- What is being asked -
Review the material and extract every line in which the word "เกวล" occurs.

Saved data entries

— begin —

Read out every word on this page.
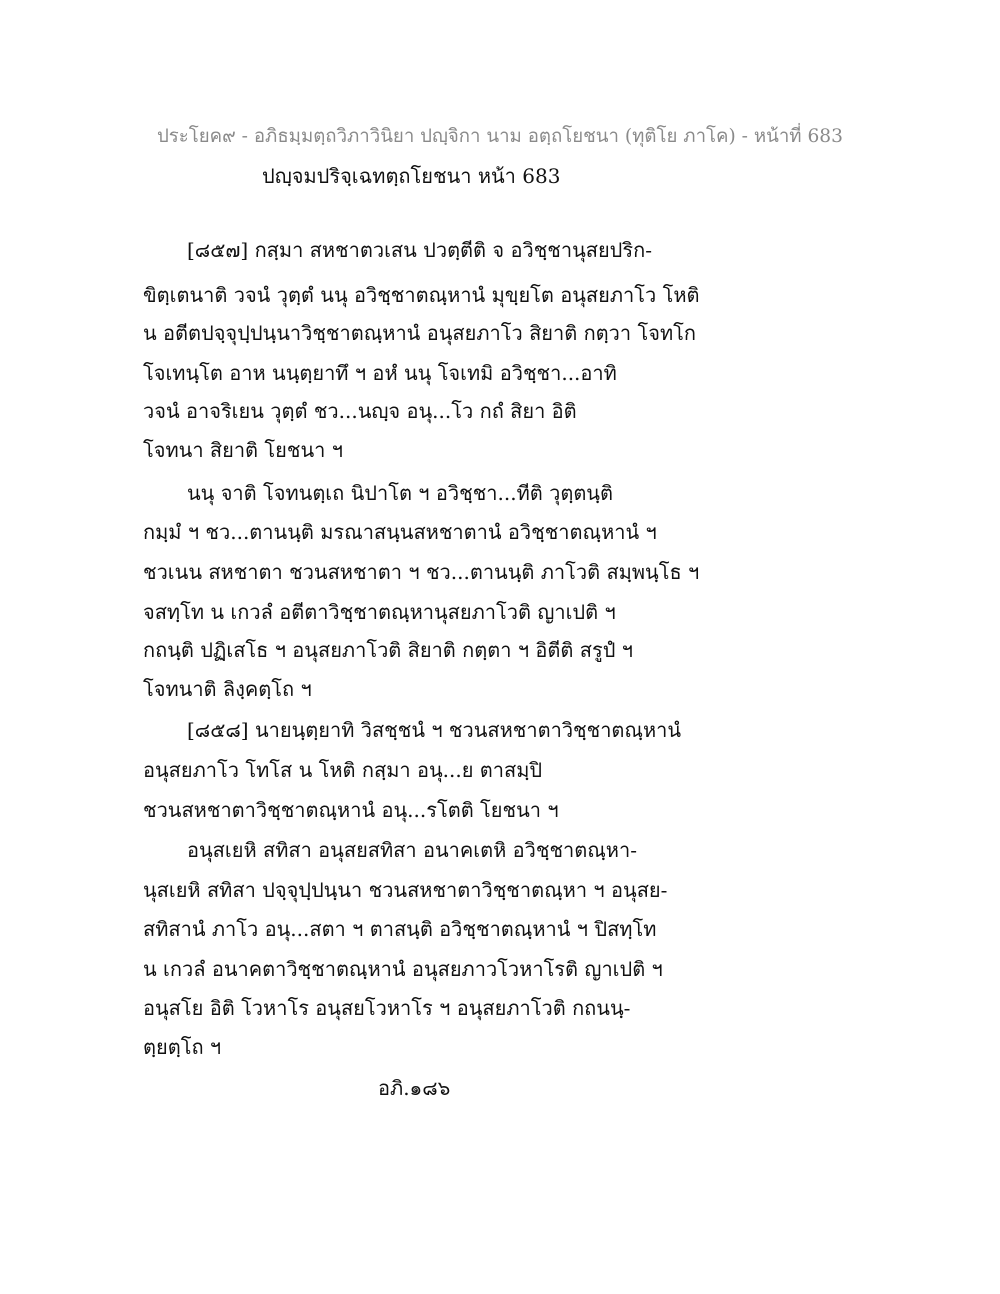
ประโยค๙ - อภิธมฺมตฺถวิภาวินิยา ปญฺจิกา นาม อตฺถโยชนา (ทุติโย ภาโค) - หน้าที่ 683
ปญฺจมปริจฺเฉทตฺถโยชนา หน้า 683
[๘๕๗] กสฺมา สหชาตวเสน ปวตฺตีติ จ อวิชฺชานุสยปริก-
ขิตฺเตนาติ วจนํ วุตฺตํ นนุ อวิชฺชาตณฺหานํ มุขฺยโต อนุสยภาโว โหติ
น อตีตปจฺจุปฺปนฺนาวิชฺชาตณฺหานํ อนุสยภาโว สิยาติ กตฺวา โจทโก
โจเทนฺโต อาห นนฺตฺยาทึ ฯ อหํ นนุ โจเทมิ อวิชฺชา...อาทิ
วจนํ อาจริเยน วุตฺตํ ชว...นญฺจ อนุ...โว กถํ สิยา อิติ
โจทนา สิยาติ โยชนา ฯ
นนุ จาติ โจทนตฺเถ นิปาโต ฯ อวิชฺชา...ทีติ วุตฺตนฺติ
กมฺมํ ฯ ชว...ตานนฺติ มรณาสนฺนสหชาตานํ อวิชฺชาตณฺหานํ ฯ
ชวเนน สหชาตา ชวนสหชาตา ฯ ชว...ตานนฺติ ภาโวติ สมฺพนฺโธ ฯ
จสทฺโท น เกวลํ อตีตาวิชฺชาตณฺหานุสยภาโวติ ญาเปติ ฯ
กถนฺติ ปฏิเสโธ ฯ อนุสยภาโวติ สิยาติ กตฺตา ฯ อิตีติ สรูปํ ฯ
โจทนาติ ลิงฺคตฺโถ ฯ
[๘๕๘] นายนฺตฺยาทิ วิสชฺชนํ ฯ ชวนสหชาตาวิชฺชาตณฺหานํ
อนุสยภาโว โทโส น โหติ กสฺมา อนุ...ย ตาสมฺปิ
ชวนสหชาตาวิชฺชาตณฺหานํ อนุ...รโตติ โยชนา ฯ
อนุสเยหิ สทิสา อนุสยสทิสา อนาคเตหิ อวิชฺชาตณฺหา-
นุสเยหิ สทิสา ปจฺจุปฺปนฺนา ชวนสหชาตาวิชฺชาตณฺหา ฯ อนุสย-
สทิสานํ ภาโว อนุ...สตา ฯ ตาสนฺติ อวิชฺชาตณฺหานํ ฯ ปิสทฺโท
น เกวลํ อนาคตาวิชฺชาตณฺหานํ อนุสยภาวโวหาโรติ ญาเปติ ฯ
อนุสโย อิติ โวหาโร อนุสยโวหาโร ฯ อนุสยภาโวติ กถนนฺ-
ตฺยตฺโถ ฯ
อภิ.๑๘๖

— end —

- Written reply -
จสทฺโท น เกวลํ อตีตาวิชฺชาตณฺหานุสยภาโวติ ญาเปติ ฯ
น เกวลํ อนาคตาวิชฺชาตณฺหานํ อนุสยภาวโวหาโรติ ญาเปติ ฯ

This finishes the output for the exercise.